>>>

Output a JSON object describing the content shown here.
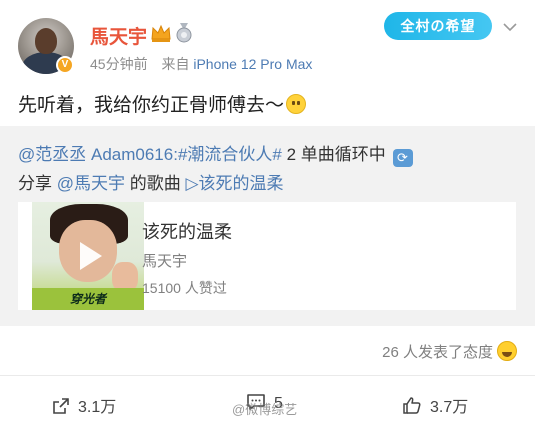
{
  "post": {
    "author": "馬天宇",
    "title_badge": "全村の希望",
    "time": "45分钟前",
    "source_prefix": "来自",
    "device": "iPhone 12 Pro Max",
    "text": "先听着，我给你约正骨师傅去～"
  },
  "repost": {
    "mention": "@范丞丞 Adam0616:",
    "hashtag": "#潮流合伙人#",
    "line1_rest": " 2 单曲循环中",
    "share_prefix": "分享",
    "share_mention": "@馬天宇",
    "share_mid": " 的歌曲 ",
    "song_link": "▷该死的温柔",
    "card": {
      "title": "该死的温柔",
      "artist": "馬天宇",
      "likes": "15100 人赞过",
      "album_text": "穿光者"
    }
  },
  "reactions": {
    "text": "26 人发表了态度"
  },
  "actions": {
    "forward": "3.1万",
    "comments": "5",
    "likes": "3.7万"
  },
  "watermark": "@微博综艺",
  "colors": {
    "username": "#e8553b",
    "link": "#4d7bb3",
    "repost_bg": "#f2f2f2"
  }
}
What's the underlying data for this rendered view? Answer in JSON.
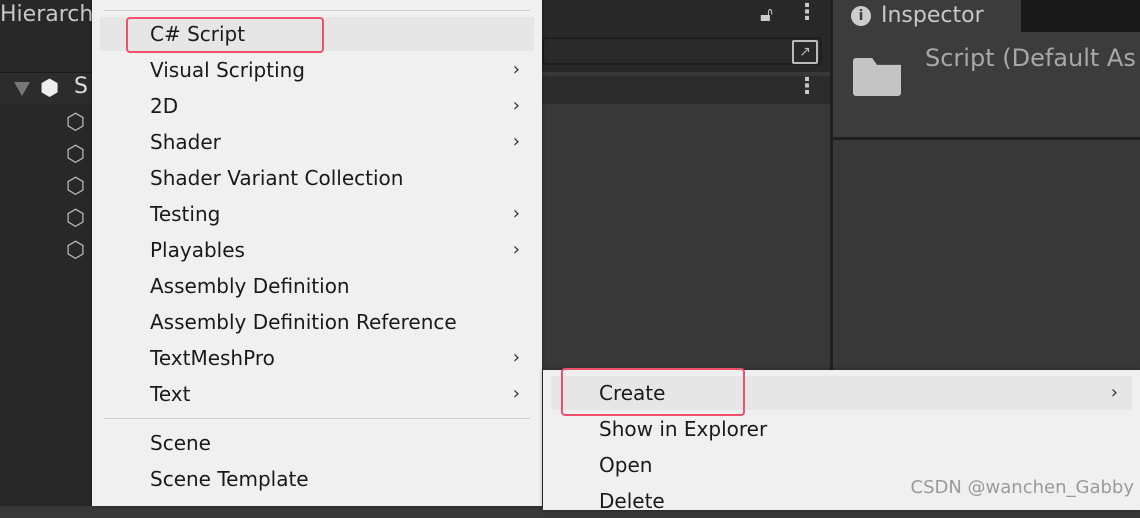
{
  "hierarchy": {
    "title": "Hierarchy",
    "scene_label": "S"
  },
  "inspector": {
    "tab_label": "Inspector",
    "header_title": "Script (Default As"
  },
  "create_menu": {
    "items": [
      {
        "label": "C# Script",
        "submenu": false
      },
      {
        "label": "Visual Scripting",
        "submenu": true
      },
      {
        "label": "2D",
        "submenu": true
      },
      {
        "label": "Shader",
        "submenu": true
      },
      {
        "label": "Shader Variant Collection",
        "submenu": false
      },
      {
        "label": "Testing",
        "submenu": true
      },
      {
        "label": "Playables",
        "submenu": true
      },
      {
        "label": "Assembly Definition",
        "submenu": false
      },
      {
        "label": "Assembly Definition Reference",
        "submenu": false
      },
      {
        "label": "TextMeshPro",
        "submenu": true
      },
      {
        "label": "Text",
        "submenu": true
      }
    ],
    "items2": [
      {
        "label": "Scene"
      },
      {
        "label": "Scene Template"
      }
    ],
    "arrow": "›"
  },
  "context_menu": {
    "items": [
      {
        "label": "Create",
        "submenu": true
      },
      {
        "label": "Show in Explorer"
      },
      {
        "label": "Open"
      },
      {
        "label": "Delete"
      }
    ]
  },
  "watermark": "CSDN @wanchen_Gabby",
  "colors": {
    "highlight_box": "#f0506e"
  }
}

<<<

> [SHORT PROBLEM]:
In the entries above, find lines with "Assembly" and copy each.

> [OUTPUT OF THE EXERCISE]:
        "label": "Assembly Definition",
        "label": "Assembly Definition Reference",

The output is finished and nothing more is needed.